> Dataset records:
☆ ☆ ☆ ☆

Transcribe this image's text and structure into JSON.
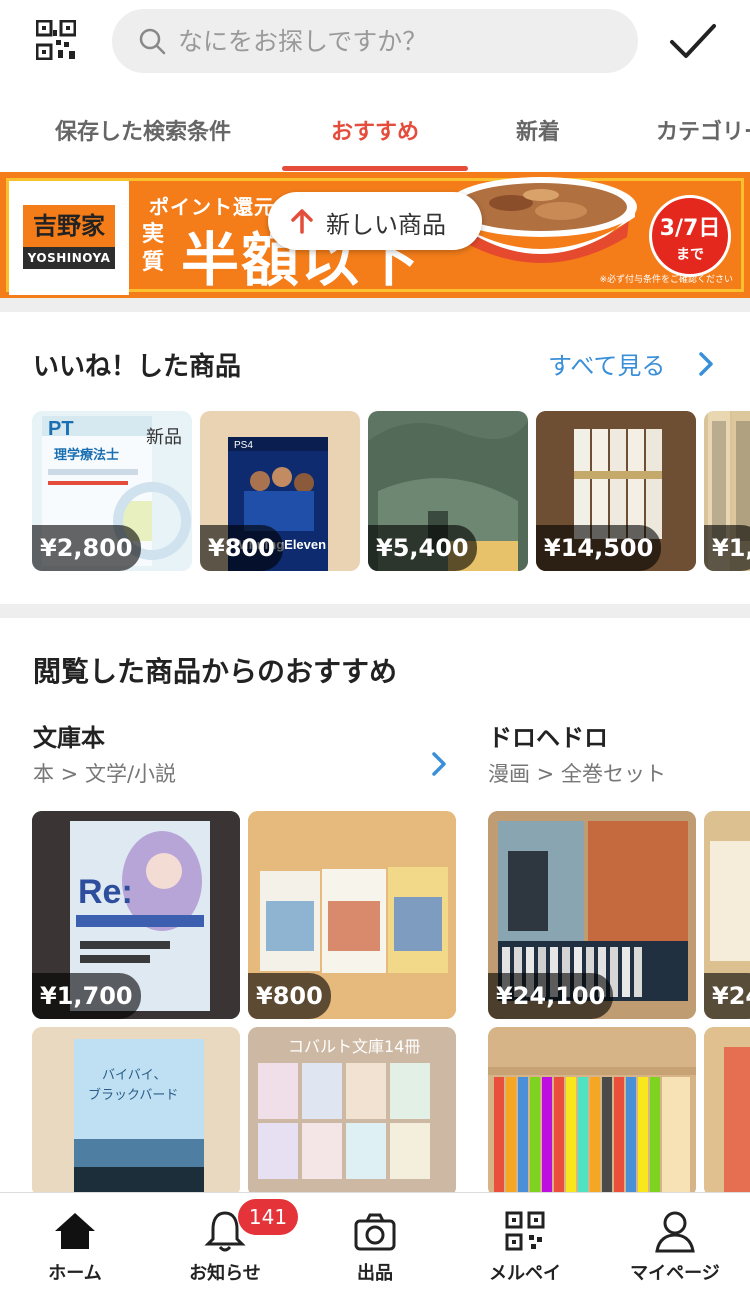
{
  "search": {
    "placeholder": "なにをお探しですか？"
  },
  "tabs": [
    {
      "label": "保存した検索条件",
      "active": false
    },
    {
      "label": "おすすめ",
      "active": true
    },
    {
      "label": "新着",
      "active": false
    },
    {
      "label": "カテゴリー",
      "active": false
    }
  ],
  "banner": {
    "logo_jp": "吉野家",
    "logo_en": "YOSHINOYA",
    "small_text": "ポイント還元",
    "side_text": "実質",
    "big_text": "半額以下",
    "date": "3/7日",
    "date_suffix": "まで",
    "note": "※必ず付与条件をご確認ください"
  },
  "new_items_pill": "新しい商品",
  "liked": {
    "title": "いいね！した商品",
    "see_all": "すべて見る",
    "items": [
      {
        "price": "¥2,800",
        "badge": "新品",
        "image": "pt-textbook"
      },
      {
        "price": "¥800",
        "image": "ps4-winning-eleven"
      },
      {
        "price": "¥5,400",
        "image": "green-bag"
      },
      {
        "price": "¥14,500",
        "image": "manga-set"
      },
      {
        "price": "¥1,",
        "image": "manga-spines"
      }
    ]
  },
  "recommend": {
    "title": "閲覧した商品からのおすすめ",
    "groups": [
      {
        "name": "文庫本",
        "category": "本 > 文学/小説",
        "items": [
          {
            "price": "¥1,700",
            "image": "rezero-novel"
          },
          {
            "price": "¥800",
            "image": "chemistry-novels"
          },
          {
            "price": "",
            "image": "bye-bye-blackbird"
          },
          {
            "price": "",
            "image": "cobalt-books",
            "caption": "コバルト文庫14冊"
          }
        ]
      },
      {
        "name": "ドロヘドロ",
        "category": "漫画 > 全巻セット",
        "items": [
          {
            "price": "¥24,100",
            "image": "dorohedoro-set"
          },
          {
            "price": "¥24",
            "image": "dorohedoro-side"
          },
          {
            "price": "",
            "image": "dorohedoro-shelf"
          },
          {
            "price": "",
            "image": "dorohedoro-side2"
          }
        ]
      }
    ]
  },
  "bottom_nav": {
    "items": [
      {
        "label": "ホーム",
        "icon": "home-icon"
      },
      {
        "label": "お知らせ",
        "icon": "bell-icon"
      },
      {
        "label": "出品",
        "icon": "camera-icon"
      },
      {
        "label": "メルペイ",
        "icon": "qr-code-icon"
      },
      {
        "label": "マイページ",
        "icon": "person-icon"
      }
    ],
    "notification_count": "141"
  },
  "colors": {
    "accent": "#e44c3c",
    "link": "#3a8fd8",
    "banner": "#f47d1a"
  }
}
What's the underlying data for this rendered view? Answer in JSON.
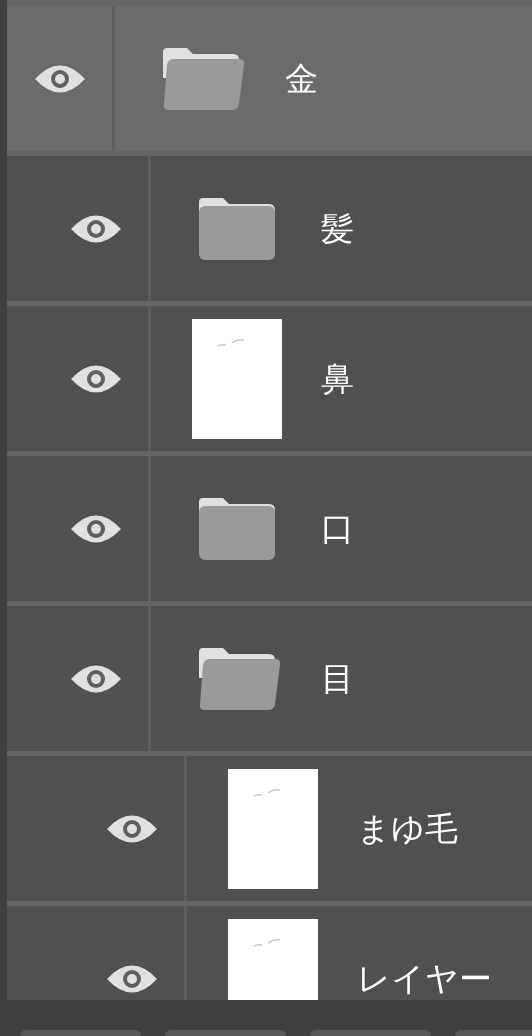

☆ ☆ ☆ ☆

> Your objective: From the data, list each line in which the string "JSON" appears.

> Reply to the exercise:
Transcribe this image's text and structure into JSON.
What's the underlying data for this rendered view? Answer in JSON.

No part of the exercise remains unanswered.